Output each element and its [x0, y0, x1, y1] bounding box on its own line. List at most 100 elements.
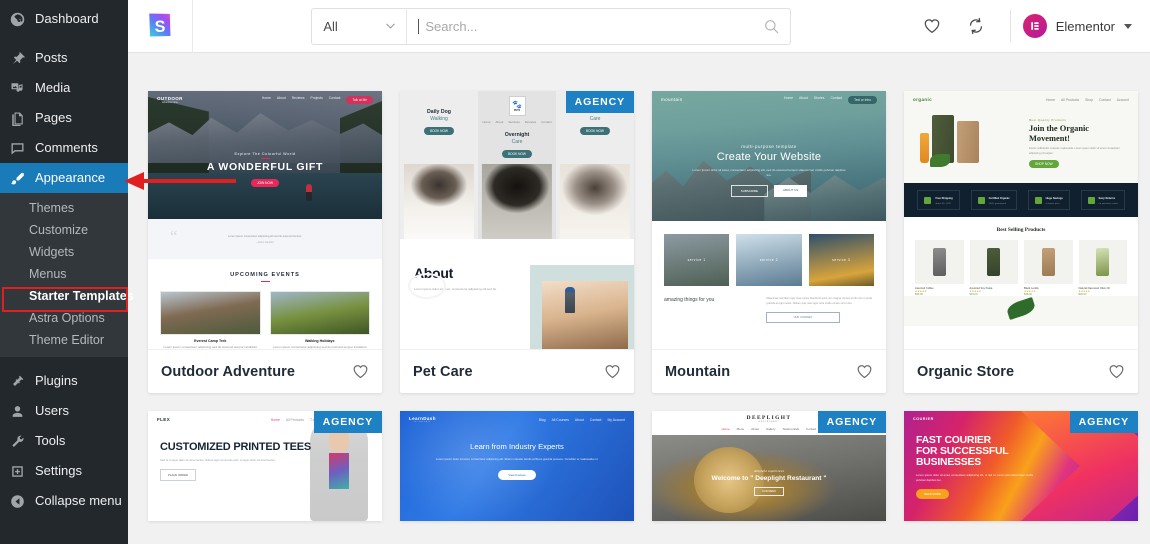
- preview-nav-link: Home: [784, 95, 794, 100]
- preview-product: Assorted Soy Pasta ★★★★★ $15.00: [969, 240, 1018, 296]
- template-card[interactable]: LearnDash STUDIES Blog All Courses About…: [400, 411, 634, 521]
- preview-feature-item: Easy Returns no questions asked: [1080, 190, 1125, 210]
- preview-service-tile: service 3: [808, 234, 874, 286]
- preview-lower-cta: OUR JOURNEY: [766, 312, 840, 324]
- template-card[interactable]: mountain Home About Stories Contact Text…: [652, 91, 886, 393]
- preview-hero-kicker: Best Quality Products: [1029, 118, 1067, 122]
- sidebar-item-label: Collapse menu: [35, 493, 122, 508]
- sidebar-item-label: Dashboard: [35, 11, 99, 26]
- appearance-icon: [9, 170, 26, 187]
- submenu-item-menus[interactable]: Menus: [0, 263, 128, 285]
- submenu-item-themes[interactable]: Themes: [0, 197, 128, 219]
- preview-hero-cta: JOIN NOW: [251, 179, 279, 188]
- preview-hero-text: Sed ut congue diam sit amet lectus, fini…: [160, 458, 276, 463]
- heart-icon[interactable]: [604, 363, 621, 380]
- users-icon: [9, 403, 26, 420]
- preview-feature-sub: 100% guaranteed: [988, 203, 1006, 205]
- preview-nav-link: About: [276, 95, 286, 100]
- preview-product: Natural Flavoured Olive Oil ★★★★★ $20.00: [1078, 240, 1127, 296]
- preview-nav-logo: FLEX: [157, 417, 171, 422]
- sidebar-item-pages[interactable]: Pages: [0, 103, 128, 133]
- preview-product: Black Lentils ★★★★★ $28.00: [1024, 240, 1073, 296]
- submenu-item-astra-options[interactable]: Astra Options: [0, 307, 128, 329]
- search-input[interactable]: [425, 18, 759, 34]
- submenu-item-starter-templates[interactable]: Starter Templates: [0, 285, 134, 307]
- sidebar-item-tools[interactable]: Tools: [0, 426, 128, 456]
- category-filter-select[interactable]: All: [312, 8, 408, 44]
- template-card-footer: Outdoor Adventure: [148, 349, 382, 393]
- header-divider: [1009, 10, 1011, 42]
- template-card[interactable]: AGENCY FLEX Home All Products T-shirts M…: [148, 411, 382, 521]
- pin-icon: [9, 50, 26, 67]
- sidebar-item-label: Plugins: [35, 373, 78, 388]
- preview-nav-link: Home: [482, 120, 491, 124]
- preview-nav-link: Blog: [538, 417, 546, 422]
- sidebar-item-comments[interactable]: Comments: [0, 133, 128, 163]
- page-builder-selector[interactable]: Elementor: [1022, 14, 1150, 38]
- preview-quote-author: - Adam Sandler: [256, 240, 274, 244]
- sidebar-item-appearance[interactable]: Appearance: [0, 163, 128, 193]
- preview-logo: PETS: [513, 108, 521, 112]
- sidebar-item-posts[interactable]: Posts: [0, 43, 128, 73]
- preview-hero-text: Donec sollicitudin molestie malesuada. L…: [1029, 147, 1120, 155]
- sidebar-item-label: Users: [35, 403, 69, 418]
- app-logo-cell[interactable]: S: [128, 0, 193, 53]
- agency-badge: AGENCY: [1069, 411, 1138, 433]
- preview-service-tile: service 2: [736, 234, 802, 286]
- preview-service-line2: Care: [589, 116, 601, 122]
- dashboard-icon: [9, 11, 26, 28]
- preview-hero-button: SUBSCRIBE: [730, 185, 769, 198]
- preview-product: Assorted Coffee ★★★★★ $35.00: [915, 240, 964, 296]
- preview-nav-link: Reviews: [291, 95, 305, 100]
- preview-nav-sub: STUDIES: [414, 421, 431, 423]
- sidebar-item-media[interactable]: Media: [0, 73, 128, 103]
- preview-nav-link: Account: [1116, 97, 1129, 102]
- sidebar-item-settings[interactable]: Settings: [0, 456, 128, 486]
- preview-nav-link: Home: [1045, 97, 1056, 102]
- search-bar: All: [311, 7, 792, 45]
- submenu-item-customize[interactable]: Customize: [0, 219, 128, 241]
- preview-hero-kicker: Explore The Colourful World: [234, 152, 296, 156]
- template-card[interactable]: AGENCY DEEPLIGHT RESTAURANT Home Menu Ab…: [652, 411, 886, 521]
- heart-icon[interactable]: [856, 363, 873, 380]
- preview-feature-sub: no questions asked: [1098, 203, 1118, 205]
- preview-event-desc: Lorem ipsum consectetur adipiscing sed d…: [272, 345, 367, 349]
- preview-nav-link: About: [751, 427, 759, 431]
- preview-nav-logo: mountain: [661, 97, 683, 102]
- heart-icon[interactable]: [352, 363, 369, 380]
- preview-service-cta: BOOK NOW: [424, 127, 454, 135]
- template-card[interactable]: OUTDOOR adventure time Home About Review…: [148, 91, 382, 393]
- preview-nav-link: All Products: [1061, 97, 1080, 102]
- sidebar-item-label: Posts: [35, 50, 68, 65]
- favorites-button[interactable]: [915, 9, 949, 43]
- preview-nav-link: Shop: [1085, 97, 1094, 102]
- preview-nav-link: About: [495, 120, 504, 124]
- preview-hero-kicker: delightful experiences: [754, 469, 784, 473]
- page-builder-name: Elementor: [1055, 18, 1115, 34]
- template-card[interactable]: AGENCY Daily Dog Walking BOOK NOW 🐾 PETS…: [400, 91, 634, 393]
- template-card[interactable]: organic Home All Products Shop Contact A…: [904, 91, 1138, 393]
- heart-icon[interactable]: [1108, 363, 1125, 380]
- preview-service-line2: Walking: [430, 116, 448, 122]
- preview-nav-link: All Products: [285, 417, 304, 422]
- sidebar-item-users[interactable]: Users: [0, 396, 128, 426]
- plugins-icon: [9, 373, 26, 390]
- template-card[interactable]: AGENCY COURIER Home Services About Track: [904, 411, 1138, 521]
- submenu-item-widgets[interactable]: Widgets: [0, 241, 128, 263]
- comments-icon: [9, 140, 26, 157]
- sync-button[interactable]: [959, 9, 993, 43]
- sidebar-item-collapse-menu[interactable]: Collapse menu: [0, 486, 128, 516]
- preview-nav-link: Gallery: [766, 427, 776, 431]
- svg-text:S: S: [155, 18, 166, 36]
- sidebar-item-plugins[interactable]: Plugins: [0, 366, 128, 396]
- search-input-wrap: [407, 18, 790, 34]
- sidebar-item-label: Tools: [35, 433, 66, 448]
- preview-hero-title: Create Your Website: [716, 151, 822, 163]
- submenu-item-theme-editor[interactable]: Theme Editor: [0, 329, 128, 351]
- preview-nav-link: Contact: [1099, 97, 1111, 102]
- preview-hero-cta: SHOP NOW: [1029, 159, 1059, 168]
- category-filter-value: All: [323, 18, 338, 34]
- preview-service-line1: Daily Dog: [427, 109, 451, 115]
- sidebar-item-dashboard[interactable]: Dashboard: [0, 4, 128, 34]
- settings-icon: [9, 463, 26, 480]
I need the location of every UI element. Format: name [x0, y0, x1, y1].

→ **GIVEN REQUEST**:
Copy the listing above word for word, line by line, leaving out the picture.

→ **RESULT OF THE EXERCISE**:
Output each element and its [x0, y0, x1, y1] bounding box on its own line. List at most 100 elements.
- preview-nav-link: Home: [784, 95, 794, 100]
- preview-product: Assorted Soy Pasta ★★★★★ $15.00: [969, 240, 1018, 296]
- template-card[interactable]: LearnDash STUDIES Blog All Courses About…: [400, 411, 634, 521]
- preview-feature-item: Easy Returns no questions asked: [1080, 190, 1125, 210]
- preview-service-tile: service 3: [808, 234, 874, 286]
- preview-lower-cta: OUR JOURNEY: [766, 312, 840, 324]
- template-card[interactable]: mountain Home About Stories Contact Text…: [652, 91, 886, 393]
- preview-hero-kicker: Best Quality Products: [1029, 118, 1067, 122]
- sidebar-item-label: Collapse menu: [35, 493, 122, 508]
- sidebar-item-label: Dashboard: [35, 11, 99, 26]
- appearance-icon: [9, 170, 26, 187]
- submenu-item-menus[interactable]: Menus: [0, 263, 128, 285]
- submenu-item-themes[interactable]: Themes: [0, 197, 128, 219]
- preview-hero-cta: JOIN NOW: [251, 179, 279, 188]
- preview-hero-text: Sed ut congue diam sit amet lectus, fini…: [160, 458, 276, 463]
- heart-icon[interactable]: [604, 363, 621, 380]
- users-icon: [9, 403, 26, 420]
- preview-feature-sub: 100% guaranteed: [988, 203, 1006, 205]
- preview-nav-link: About: [276, 95, 286, 100]
- preview-product: Natural Flavoured Olive Oil ★★★★★ $20.00: [1078, 240, 1127, 296]
- preview-nav-logo: FLEX: [157, 417, 171, 422]
- sidebar-item-pages[interactable]: Pages: [0, 103, 128, 133]
- preview-product: Black Lentils ★★★★★ $28.00: [1024, 240, 1073, 296]
- submenu-item-astra-options[interactable]: Astra Options: [0, 307, 128, 329]
- search-input[interactable]: [425, 18, 759, 34]
- submenu-item-starter-templates[interactable]: Starter Templates: [0, 285, 134, 307]
- sidebar-item-tools[interactable]: Tools: [0, 426, 128, 456]
- category-filter-select[interactable]: All: [312, 8, 408, 44]
- template-card-footer: Outdoor Adventure: [148, 349, 382, 393]
- header-divider: [1009, 10, 1011, 42]
- template-card[interactable]: AGENCY FLEX Home All Products T-shirts M…: [148, 411, 382, 521]
- pin-icon: [9, 50, 26, 67]
- sidebar-item-label: Plugins: [35, 373, 78, 388]
- preview-nav-link: Home: [482, 120, 491, 124]
- preview-nav-link: Blog: [538, 417, 546, 422]
- sidebar-item-comments[interactable]: Comments: [0, 133, 128, 163]
- page-builder-selector[interactable]: Elementor: [1022, 14, 1150, 38]
- preview-quote-author: - Adam Sandler: [256, 240, 274, 244]
- sidebar-item-appearance[interactable]: Appearance: [0, 163, 128, 193]
- preview-logo: PETS: [513, 108, 521, 112]
- sidebar-item-posts[interactable]: Posts: [0, 43, 128, 73]
- preview-hero-text: Donec sollicitudin molestie malesuada. L…: [1029, 147, 1120, 155]
- sidebar-item-label: Users: [35, 403, 69, 418]
- app-logo-cell[interactable]: S: [128, 0, 193, 53]
- agency-badge: AGENCY: [1069, 411, 1138, 433]
- preview-service-tile: service 2: [736, 234, 802, 286]
- preview-service-line2: Care: [589, 116, 601, 122]
- dashboard-icon: [9, 11, 26, 28]
- preview-hero-button: SUBSCRIBE: [730, 185, 769, 198]
- preview-product: Assorted Coffee ★★★★★ $35.00: [915, 240, 964, 296]
- preview-nav-link: Reviews: [291, 95, 305, 100]
- preview-nav-sub: STUDIES: [414, 421, 431, 423]
- sidebar-item-media[interactable]: Media: [0, 73, 128, 103]
- preview-nav-link: Account: [1116, 97, 1129, 102]
- sidebar-item-settings[interactable]: Settings: [0, 456, 128, 486]
- preview-nav-link: Home: [1045, 97, 1056, 102]
- search-bar: All: [311, 7, 792, 45]
- submenu-item-customize[interactable]: Customize: [0, 219, 128, 241]
- preview-hero-kicker: Explore The Colourful World: [234, 152, 296, 156]
- template-card[interactable]: AGENCY DEEPLIGHT RESTAURANT Home Menu Ab…: [652, 411, 886, 521]
- heart-icon[interactable]: [856, 363, 873, 380]
- preview-feature-sub: no questions asked: [1098, 203, 1118, 205]
- preview-event-desc: Lorem ipsum consectetur adipiscing sed d…: [272, 345, 367, 349]
- preview-nav-link: About: [751, 427, 759, 431]
- preview-nav-logo: mountain: [661, 97, 683, 102]
- heart-icon[interactable]: [352, 363, 369, 380]
- preview-service-cta: BOOK NOW: [424, 127, 454, 135]
- template-card[interactable]: OUTDOOR adventure time Home About Review…: [148, 91, 382, 393]
- preview-nav-link: All Products: [1061, 97, 1080, 102]
- sidebar-item-label: Posts: [35, 50, 68, 65]
- favorites-button[interactable]: [915, 9, 949, 43]
- preview-nav-link: Shop: [1085, 97, 1094, 102]
- preview-nav-link: About: [495, 120, 504, 124]
- preview-hero-kicker: delightful experiences: [754, 469, 784, 473]
- page-builder-name: Elementor: [1055, 18, 1115, 34]
- template-card[interactable]: AGENCY Daily Dog Walking BOOK NOW 🐾 PETS…: [400, 91, 634, 393]
- template-card[interactable]: organic Home All Products Shop Contact A…: [904, 91, 1138, 393]
- heart-icon[interactable]: [1108, 363, 1125, 380]
- preview-service-line2: Walking: [430, 116, 448, 122]
- preview-nav-link: All Products: [285, 417, 304, 422]
- sidebar-item-users[interactable]: Users: [0, 396, 128, 426]
- plugins-icon: [9, 373, 26, 390]
- template-card[interactable]: AGENCY COURIER Home Services About Track: [904, 411, 1138, 521]
- submenu-item-widgets[interactable]: Widgets: [0, 241, 128, 263]
- comments-icon: [9, 140, 26, 157]
- sync-button[interactable]: [959, 9, 993, 43]
- sidebar-item-collapse-menu[interactable]: Collapse menu: [0, 486, 128, 516]
- preview-nav-link: Gallery: [766, 427, 776, 431]
- svg-text:S: S: [155, 18, 166, 36]
- sidebar-item-plugins[interactable]: Plugins: [0, 366, 128, 396]
- search-input-wrap: [407, 18, 790, 34]
- sidebar-item-label: Tools: [35, 433, 66, 448]
- preview-hero-title: Create Your Website: [716, 151, 822, 163]
- submenu-item-theme-editor[interactable]: Theme Editor: [0, 329, 128, 351]
- preview-nav-link: Contact: [1099, 97, 1111, 102]
- preview-hero-cta: SHOP NOW: [1029, 159, 1059, 168]
- category-filter-value: All: [323, 18, 338, 34]
- preview-service-line1: Daily Dog: [427, 109, 451, 115]
- sidebar-item-dashboard[interactable]: Dashboard: [0, 4, 128, 34]
- settings-icon: [9, 463, 26, 480]
I need the location of every UI element. Format: name [x0, y0, x1, y1].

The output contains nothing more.